_Goal_
Find the lines of data that contain the string "lower", then list them.

_Extracted information_
++++++++

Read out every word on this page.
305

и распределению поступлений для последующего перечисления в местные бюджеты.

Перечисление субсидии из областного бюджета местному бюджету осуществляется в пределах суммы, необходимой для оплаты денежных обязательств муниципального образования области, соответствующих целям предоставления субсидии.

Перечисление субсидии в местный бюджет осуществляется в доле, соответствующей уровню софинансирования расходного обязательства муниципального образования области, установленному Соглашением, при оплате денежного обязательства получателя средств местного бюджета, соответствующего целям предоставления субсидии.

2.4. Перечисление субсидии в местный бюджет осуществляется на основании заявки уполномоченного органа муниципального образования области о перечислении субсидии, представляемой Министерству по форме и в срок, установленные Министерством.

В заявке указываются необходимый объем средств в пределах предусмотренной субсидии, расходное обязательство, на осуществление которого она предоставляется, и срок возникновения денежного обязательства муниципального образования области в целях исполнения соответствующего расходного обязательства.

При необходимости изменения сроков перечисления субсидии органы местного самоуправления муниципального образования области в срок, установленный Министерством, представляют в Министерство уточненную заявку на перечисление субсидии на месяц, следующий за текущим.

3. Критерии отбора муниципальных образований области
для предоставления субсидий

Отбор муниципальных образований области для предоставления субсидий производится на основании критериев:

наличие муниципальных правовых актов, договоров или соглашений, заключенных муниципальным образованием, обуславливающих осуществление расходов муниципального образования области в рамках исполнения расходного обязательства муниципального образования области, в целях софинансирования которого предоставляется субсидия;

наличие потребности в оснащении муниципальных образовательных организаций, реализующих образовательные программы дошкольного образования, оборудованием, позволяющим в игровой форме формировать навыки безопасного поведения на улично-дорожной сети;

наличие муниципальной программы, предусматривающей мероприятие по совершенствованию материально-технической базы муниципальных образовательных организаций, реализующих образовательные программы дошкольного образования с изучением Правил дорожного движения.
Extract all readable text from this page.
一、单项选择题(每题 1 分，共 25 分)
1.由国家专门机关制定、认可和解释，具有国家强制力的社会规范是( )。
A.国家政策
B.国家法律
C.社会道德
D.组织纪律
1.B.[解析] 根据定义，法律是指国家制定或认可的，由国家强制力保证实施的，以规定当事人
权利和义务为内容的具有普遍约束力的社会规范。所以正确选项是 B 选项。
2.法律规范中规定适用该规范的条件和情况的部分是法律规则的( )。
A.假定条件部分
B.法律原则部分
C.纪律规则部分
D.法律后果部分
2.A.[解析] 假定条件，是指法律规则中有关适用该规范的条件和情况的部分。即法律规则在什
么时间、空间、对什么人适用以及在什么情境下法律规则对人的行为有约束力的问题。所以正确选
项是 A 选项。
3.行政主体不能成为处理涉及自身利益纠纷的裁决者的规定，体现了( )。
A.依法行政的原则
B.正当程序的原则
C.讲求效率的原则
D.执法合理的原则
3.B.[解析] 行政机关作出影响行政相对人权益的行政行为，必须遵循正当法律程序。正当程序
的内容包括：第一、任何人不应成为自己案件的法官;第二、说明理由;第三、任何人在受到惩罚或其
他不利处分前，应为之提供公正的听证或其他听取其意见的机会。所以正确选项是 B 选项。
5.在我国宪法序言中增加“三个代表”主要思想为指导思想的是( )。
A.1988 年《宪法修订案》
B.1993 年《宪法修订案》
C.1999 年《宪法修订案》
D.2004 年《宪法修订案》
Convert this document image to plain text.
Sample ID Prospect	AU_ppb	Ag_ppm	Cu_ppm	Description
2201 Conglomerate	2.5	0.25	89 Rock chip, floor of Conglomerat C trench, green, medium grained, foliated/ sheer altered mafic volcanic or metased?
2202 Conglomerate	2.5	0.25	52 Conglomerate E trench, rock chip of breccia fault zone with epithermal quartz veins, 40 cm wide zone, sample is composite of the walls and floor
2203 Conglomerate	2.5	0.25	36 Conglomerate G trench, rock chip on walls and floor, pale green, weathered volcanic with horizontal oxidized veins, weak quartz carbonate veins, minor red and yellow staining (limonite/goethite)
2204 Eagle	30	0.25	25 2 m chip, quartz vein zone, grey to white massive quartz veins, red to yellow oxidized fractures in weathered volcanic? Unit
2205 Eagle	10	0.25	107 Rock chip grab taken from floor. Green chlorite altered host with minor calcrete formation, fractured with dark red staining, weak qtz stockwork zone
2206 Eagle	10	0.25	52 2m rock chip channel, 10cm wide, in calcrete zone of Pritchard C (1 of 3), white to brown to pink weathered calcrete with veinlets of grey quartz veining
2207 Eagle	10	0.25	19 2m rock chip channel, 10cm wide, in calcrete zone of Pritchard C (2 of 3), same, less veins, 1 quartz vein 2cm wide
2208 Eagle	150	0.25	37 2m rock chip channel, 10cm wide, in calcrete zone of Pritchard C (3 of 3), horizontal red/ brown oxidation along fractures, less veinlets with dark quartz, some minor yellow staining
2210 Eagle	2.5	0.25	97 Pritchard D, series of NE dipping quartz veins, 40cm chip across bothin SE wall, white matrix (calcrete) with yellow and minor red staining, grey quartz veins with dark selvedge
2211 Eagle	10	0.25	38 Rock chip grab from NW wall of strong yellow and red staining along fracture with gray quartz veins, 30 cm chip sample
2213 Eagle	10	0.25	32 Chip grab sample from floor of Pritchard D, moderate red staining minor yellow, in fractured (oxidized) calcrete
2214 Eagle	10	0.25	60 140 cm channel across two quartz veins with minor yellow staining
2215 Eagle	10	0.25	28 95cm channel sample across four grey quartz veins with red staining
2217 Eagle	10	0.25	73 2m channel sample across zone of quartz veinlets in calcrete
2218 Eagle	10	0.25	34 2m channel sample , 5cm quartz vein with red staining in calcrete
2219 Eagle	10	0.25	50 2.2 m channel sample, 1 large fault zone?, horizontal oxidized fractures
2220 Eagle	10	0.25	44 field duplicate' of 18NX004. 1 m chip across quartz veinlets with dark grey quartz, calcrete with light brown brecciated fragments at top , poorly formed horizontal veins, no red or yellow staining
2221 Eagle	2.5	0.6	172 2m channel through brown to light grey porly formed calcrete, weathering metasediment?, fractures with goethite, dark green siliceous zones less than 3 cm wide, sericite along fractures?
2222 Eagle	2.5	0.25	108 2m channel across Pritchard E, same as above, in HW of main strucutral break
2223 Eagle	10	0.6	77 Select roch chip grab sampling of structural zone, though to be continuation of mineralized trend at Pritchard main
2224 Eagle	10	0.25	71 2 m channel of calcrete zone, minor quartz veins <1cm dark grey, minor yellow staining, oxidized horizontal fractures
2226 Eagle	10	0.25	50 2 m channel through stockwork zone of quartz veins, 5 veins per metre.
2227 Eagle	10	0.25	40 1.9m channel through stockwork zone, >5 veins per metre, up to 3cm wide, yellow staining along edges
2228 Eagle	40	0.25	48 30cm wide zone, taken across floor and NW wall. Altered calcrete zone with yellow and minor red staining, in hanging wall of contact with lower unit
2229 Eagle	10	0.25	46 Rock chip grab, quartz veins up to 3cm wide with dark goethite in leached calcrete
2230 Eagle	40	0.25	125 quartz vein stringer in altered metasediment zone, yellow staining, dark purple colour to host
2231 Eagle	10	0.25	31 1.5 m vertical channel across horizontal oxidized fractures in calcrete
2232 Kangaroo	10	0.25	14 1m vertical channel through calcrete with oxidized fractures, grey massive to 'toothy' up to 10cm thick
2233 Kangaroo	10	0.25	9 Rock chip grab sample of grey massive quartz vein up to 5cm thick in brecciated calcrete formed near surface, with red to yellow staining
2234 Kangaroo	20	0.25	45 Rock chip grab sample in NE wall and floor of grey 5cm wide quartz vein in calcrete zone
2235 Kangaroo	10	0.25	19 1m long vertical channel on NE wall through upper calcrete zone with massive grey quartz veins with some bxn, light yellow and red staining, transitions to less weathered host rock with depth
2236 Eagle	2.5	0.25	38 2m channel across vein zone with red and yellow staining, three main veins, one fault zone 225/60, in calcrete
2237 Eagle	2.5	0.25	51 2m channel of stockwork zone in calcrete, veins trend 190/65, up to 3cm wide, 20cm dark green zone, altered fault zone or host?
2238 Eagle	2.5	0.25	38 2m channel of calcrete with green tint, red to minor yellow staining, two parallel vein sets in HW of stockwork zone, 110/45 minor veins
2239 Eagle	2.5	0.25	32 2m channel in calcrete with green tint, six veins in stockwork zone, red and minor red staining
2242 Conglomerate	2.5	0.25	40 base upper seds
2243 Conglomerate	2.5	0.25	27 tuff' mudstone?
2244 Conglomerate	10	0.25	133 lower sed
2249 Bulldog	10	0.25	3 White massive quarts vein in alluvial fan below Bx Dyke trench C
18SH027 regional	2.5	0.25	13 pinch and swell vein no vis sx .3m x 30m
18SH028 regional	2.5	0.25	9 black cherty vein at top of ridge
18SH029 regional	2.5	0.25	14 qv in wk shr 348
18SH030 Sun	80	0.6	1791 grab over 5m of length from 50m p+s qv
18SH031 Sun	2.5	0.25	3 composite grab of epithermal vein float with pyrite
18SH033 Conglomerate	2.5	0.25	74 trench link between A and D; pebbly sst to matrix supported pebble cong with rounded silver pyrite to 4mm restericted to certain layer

++++++++

_Answer to the problem_
2228 Eagle	40	0.25	48 30cm wide zone, taken across floor and NW wall. Altered calcrete zone with yellow and minor red staining, in hanging wall of contact with lower unit
2244 Conglomerate	10	0.25	133 lower sed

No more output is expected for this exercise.